EXERCISE INPUT
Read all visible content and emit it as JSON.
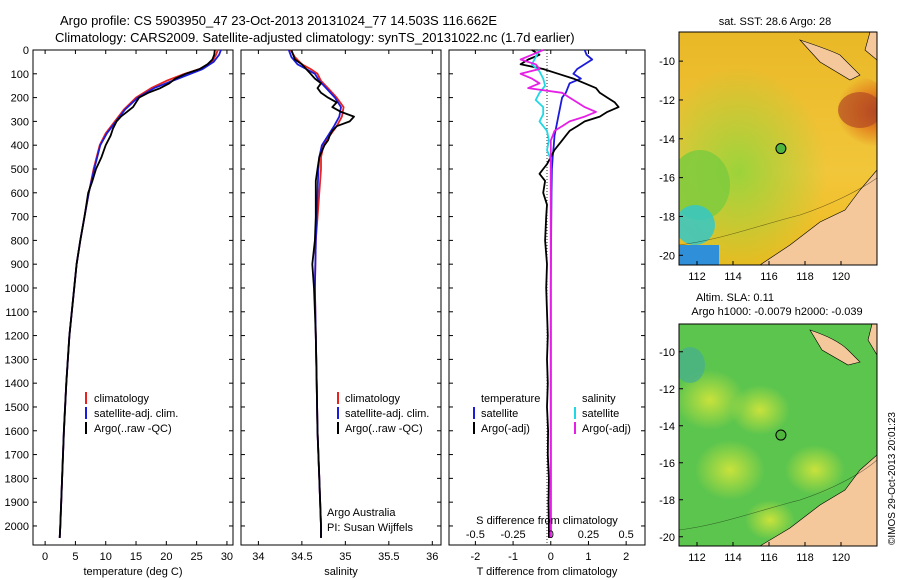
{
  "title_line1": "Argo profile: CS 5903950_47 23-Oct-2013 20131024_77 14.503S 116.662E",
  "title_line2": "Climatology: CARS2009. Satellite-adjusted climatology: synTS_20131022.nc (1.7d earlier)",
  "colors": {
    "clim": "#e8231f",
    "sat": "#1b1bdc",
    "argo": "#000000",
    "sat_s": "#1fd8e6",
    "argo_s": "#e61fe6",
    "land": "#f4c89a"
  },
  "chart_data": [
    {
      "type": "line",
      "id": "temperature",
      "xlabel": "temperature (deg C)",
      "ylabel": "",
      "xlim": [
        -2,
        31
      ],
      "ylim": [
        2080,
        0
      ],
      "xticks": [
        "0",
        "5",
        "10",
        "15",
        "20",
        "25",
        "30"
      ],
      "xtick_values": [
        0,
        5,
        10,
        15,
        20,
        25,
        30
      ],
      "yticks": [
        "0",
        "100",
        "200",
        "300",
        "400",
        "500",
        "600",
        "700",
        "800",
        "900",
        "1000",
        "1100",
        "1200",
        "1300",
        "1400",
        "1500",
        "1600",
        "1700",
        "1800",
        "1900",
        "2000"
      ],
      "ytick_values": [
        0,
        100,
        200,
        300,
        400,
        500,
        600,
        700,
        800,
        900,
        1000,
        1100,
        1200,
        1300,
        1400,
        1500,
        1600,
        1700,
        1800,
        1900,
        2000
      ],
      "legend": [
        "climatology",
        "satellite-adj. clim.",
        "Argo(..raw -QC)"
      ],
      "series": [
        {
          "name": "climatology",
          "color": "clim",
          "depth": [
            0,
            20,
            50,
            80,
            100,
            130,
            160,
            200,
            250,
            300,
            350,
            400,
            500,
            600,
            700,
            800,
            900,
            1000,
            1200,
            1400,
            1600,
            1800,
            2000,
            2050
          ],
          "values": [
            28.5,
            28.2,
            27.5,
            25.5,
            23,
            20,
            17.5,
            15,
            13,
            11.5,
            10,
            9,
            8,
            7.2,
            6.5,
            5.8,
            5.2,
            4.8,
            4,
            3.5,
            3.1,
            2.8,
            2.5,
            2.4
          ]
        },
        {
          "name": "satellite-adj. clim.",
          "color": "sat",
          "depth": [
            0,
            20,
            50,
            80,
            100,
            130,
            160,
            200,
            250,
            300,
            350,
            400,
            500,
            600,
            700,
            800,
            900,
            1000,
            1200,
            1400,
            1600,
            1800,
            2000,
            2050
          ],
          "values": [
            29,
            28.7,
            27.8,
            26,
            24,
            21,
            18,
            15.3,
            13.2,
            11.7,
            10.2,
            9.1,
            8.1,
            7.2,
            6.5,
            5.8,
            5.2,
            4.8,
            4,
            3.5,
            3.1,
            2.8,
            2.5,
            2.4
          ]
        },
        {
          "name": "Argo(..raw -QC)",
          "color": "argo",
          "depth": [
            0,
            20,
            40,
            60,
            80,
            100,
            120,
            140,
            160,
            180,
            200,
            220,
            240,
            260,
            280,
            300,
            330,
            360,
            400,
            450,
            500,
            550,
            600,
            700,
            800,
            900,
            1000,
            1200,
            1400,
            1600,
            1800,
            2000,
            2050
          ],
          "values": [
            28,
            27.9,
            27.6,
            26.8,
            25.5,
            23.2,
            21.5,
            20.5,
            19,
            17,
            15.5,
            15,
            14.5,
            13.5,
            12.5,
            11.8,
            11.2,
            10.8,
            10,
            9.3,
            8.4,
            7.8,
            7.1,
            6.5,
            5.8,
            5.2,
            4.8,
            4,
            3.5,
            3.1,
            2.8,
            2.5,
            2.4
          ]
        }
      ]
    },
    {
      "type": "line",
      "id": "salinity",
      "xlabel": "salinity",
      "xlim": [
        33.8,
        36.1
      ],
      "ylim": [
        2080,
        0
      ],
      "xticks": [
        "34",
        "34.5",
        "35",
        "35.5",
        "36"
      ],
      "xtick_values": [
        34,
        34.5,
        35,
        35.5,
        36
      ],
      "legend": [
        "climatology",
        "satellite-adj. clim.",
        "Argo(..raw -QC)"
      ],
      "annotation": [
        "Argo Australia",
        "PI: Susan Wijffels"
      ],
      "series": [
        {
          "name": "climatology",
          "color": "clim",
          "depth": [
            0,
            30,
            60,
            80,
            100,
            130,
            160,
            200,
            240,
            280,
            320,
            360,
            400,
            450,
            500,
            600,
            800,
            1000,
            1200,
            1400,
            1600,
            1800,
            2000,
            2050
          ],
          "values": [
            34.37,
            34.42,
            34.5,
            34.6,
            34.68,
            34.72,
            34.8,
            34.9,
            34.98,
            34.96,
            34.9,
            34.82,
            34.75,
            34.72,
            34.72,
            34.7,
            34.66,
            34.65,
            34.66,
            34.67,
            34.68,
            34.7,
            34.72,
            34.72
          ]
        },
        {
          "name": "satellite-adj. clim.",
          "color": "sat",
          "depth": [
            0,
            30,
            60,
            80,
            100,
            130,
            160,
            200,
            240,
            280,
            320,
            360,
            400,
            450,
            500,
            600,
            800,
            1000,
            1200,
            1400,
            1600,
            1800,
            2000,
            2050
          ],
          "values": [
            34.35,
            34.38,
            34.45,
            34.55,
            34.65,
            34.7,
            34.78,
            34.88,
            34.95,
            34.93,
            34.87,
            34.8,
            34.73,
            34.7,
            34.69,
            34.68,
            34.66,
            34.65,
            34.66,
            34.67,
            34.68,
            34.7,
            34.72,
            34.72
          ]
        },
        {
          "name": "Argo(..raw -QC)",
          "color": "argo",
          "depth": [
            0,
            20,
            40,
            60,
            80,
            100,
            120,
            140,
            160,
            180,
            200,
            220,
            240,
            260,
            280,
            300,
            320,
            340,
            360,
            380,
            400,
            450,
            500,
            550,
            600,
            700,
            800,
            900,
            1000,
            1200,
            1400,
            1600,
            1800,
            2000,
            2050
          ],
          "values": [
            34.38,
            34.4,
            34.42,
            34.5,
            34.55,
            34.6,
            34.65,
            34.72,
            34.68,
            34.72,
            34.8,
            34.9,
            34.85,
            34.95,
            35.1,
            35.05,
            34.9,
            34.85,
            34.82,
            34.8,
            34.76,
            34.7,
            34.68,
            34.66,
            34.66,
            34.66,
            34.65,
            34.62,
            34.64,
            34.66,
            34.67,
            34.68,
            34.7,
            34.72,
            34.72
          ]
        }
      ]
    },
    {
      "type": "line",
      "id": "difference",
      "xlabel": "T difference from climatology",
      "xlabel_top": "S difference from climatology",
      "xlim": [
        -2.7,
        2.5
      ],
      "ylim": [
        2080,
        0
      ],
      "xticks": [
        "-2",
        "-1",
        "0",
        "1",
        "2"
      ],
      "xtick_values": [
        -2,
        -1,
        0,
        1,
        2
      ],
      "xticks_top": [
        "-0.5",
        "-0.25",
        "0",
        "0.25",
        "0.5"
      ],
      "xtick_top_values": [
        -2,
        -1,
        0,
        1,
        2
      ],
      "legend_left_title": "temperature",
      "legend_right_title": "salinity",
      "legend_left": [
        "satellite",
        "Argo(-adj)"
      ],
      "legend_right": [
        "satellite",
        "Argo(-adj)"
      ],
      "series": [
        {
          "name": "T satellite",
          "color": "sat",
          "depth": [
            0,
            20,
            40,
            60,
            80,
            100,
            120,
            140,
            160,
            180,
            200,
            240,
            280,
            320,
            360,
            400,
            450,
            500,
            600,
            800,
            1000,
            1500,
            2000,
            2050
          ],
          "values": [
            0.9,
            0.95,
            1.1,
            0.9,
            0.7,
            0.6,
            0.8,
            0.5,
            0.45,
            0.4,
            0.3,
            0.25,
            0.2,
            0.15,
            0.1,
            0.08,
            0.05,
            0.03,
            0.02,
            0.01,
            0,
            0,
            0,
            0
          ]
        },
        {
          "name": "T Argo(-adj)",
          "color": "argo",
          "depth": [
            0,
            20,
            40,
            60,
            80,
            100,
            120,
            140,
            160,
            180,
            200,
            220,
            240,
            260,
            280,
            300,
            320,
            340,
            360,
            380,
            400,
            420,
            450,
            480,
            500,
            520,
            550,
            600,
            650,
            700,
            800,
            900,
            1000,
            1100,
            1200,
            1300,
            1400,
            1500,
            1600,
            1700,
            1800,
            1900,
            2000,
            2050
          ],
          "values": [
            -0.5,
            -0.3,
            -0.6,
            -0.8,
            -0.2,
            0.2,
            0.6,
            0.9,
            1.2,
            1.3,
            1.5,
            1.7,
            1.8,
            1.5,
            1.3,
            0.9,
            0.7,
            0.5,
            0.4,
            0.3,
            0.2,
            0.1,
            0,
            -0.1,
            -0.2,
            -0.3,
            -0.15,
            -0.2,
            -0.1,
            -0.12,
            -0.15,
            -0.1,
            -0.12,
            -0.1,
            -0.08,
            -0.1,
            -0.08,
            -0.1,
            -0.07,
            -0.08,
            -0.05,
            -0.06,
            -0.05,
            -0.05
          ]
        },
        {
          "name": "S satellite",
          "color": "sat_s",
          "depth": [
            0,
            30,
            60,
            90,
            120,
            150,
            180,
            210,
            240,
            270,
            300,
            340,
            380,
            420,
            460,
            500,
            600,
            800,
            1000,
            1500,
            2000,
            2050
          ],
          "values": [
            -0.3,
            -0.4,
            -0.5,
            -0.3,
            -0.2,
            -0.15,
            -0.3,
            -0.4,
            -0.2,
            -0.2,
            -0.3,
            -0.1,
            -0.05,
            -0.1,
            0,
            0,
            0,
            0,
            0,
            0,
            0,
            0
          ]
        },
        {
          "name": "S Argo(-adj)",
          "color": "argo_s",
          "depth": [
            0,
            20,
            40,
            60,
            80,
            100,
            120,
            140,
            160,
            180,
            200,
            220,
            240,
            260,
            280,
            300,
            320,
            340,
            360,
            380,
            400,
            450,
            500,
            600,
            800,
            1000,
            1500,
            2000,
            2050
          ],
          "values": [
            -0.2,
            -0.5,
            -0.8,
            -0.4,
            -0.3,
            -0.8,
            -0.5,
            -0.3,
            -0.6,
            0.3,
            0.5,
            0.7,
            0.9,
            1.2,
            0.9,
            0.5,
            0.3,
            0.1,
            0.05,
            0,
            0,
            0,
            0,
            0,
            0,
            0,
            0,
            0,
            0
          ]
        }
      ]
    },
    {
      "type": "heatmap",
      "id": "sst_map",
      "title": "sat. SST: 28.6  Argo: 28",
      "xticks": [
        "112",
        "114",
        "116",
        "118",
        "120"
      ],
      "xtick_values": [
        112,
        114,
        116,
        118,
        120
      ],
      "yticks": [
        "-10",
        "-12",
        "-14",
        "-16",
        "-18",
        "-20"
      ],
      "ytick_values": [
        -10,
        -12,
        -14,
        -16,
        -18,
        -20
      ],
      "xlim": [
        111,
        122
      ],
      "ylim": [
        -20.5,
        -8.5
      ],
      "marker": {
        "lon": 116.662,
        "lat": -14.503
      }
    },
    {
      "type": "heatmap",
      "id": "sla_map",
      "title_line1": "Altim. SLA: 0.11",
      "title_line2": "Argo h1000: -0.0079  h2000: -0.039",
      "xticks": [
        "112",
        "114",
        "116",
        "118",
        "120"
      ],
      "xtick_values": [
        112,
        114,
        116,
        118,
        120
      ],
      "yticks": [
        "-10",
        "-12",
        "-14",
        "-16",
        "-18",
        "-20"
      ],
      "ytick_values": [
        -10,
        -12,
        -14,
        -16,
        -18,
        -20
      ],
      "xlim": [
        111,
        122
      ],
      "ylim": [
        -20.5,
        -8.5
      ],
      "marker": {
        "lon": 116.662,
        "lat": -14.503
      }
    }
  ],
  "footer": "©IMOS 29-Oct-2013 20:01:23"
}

...

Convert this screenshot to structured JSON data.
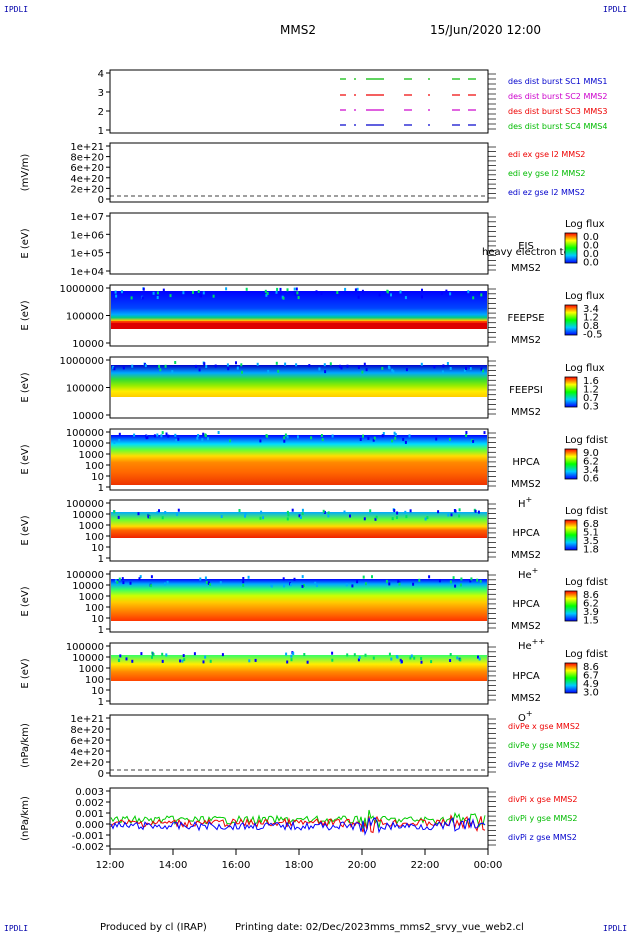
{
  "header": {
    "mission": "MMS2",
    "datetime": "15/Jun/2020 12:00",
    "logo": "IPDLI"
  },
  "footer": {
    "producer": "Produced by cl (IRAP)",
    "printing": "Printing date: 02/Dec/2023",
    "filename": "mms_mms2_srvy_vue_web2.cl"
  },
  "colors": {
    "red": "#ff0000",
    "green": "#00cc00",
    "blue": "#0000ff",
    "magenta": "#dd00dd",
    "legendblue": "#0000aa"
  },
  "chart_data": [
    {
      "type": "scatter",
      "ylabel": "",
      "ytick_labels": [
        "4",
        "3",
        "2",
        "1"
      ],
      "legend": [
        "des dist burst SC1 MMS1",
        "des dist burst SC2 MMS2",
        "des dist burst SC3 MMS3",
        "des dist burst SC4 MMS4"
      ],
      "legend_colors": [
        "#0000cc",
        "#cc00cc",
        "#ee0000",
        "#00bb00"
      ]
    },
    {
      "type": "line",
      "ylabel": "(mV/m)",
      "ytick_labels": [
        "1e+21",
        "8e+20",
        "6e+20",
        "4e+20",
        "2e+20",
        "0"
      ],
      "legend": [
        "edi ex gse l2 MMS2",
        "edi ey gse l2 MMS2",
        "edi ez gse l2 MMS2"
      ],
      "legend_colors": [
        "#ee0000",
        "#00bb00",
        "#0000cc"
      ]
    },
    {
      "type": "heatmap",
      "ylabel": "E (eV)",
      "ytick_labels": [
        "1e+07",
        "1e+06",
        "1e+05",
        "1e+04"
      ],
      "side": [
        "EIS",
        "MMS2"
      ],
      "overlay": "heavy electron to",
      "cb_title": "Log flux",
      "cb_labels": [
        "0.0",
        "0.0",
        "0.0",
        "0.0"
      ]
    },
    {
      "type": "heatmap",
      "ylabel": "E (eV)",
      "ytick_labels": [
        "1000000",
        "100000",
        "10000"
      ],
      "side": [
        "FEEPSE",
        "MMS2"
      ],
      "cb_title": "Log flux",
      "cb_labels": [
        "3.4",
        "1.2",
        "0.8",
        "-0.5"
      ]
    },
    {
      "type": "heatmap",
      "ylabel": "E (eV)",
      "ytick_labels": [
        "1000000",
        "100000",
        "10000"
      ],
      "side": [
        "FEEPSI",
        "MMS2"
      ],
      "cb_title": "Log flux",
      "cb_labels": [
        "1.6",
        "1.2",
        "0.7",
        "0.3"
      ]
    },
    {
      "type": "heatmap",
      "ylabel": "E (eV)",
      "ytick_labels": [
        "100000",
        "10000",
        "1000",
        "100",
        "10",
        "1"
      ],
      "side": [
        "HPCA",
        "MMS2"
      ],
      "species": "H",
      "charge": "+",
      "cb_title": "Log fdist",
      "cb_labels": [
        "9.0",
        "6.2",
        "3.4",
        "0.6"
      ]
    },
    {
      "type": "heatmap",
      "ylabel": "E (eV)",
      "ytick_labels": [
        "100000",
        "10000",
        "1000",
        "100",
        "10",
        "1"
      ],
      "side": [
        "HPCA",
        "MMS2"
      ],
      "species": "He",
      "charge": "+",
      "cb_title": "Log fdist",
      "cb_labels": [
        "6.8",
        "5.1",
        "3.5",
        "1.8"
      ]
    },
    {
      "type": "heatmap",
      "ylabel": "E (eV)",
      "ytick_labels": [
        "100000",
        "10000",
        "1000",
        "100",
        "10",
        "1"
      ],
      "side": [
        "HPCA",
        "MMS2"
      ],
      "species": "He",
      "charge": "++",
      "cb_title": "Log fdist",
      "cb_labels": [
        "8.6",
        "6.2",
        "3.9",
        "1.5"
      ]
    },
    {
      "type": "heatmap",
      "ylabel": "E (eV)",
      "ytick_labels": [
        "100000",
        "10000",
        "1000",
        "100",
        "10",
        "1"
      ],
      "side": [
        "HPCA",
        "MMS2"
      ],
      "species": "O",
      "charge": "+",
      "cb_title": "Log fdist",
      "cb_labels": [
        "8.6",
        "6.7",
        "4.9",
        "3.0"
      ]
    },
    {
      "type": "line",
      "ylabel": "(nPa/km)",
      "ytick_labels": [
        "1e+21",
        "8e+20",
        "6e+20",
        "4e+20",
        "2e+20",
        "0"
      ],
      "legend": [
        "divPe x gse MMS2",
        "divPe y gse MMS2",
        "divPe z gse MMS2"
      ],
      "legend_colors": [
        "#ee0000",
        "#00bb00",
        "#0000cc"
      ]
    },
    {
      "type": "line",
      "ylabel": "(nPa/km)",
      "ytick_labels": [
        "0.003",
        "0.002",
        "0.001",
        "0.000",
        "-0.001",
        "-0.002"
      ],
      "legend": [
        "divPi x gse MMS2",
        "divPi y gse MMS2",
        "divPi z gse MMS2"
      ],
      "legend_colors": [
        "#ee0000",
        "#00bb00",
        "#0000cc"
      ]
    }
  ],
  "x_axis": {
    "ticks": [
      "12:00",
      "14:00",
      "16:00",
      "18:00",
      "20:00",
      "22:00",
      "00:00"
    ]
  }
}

WHAT TO WORK ON
Each line in the data that holds the string "divPi" should be found and copied.

ANSWER TO THIS TASK
        "divPi x gse MMS2",
        "divPi y gse MMS2",
        "divPi z gse MMS2"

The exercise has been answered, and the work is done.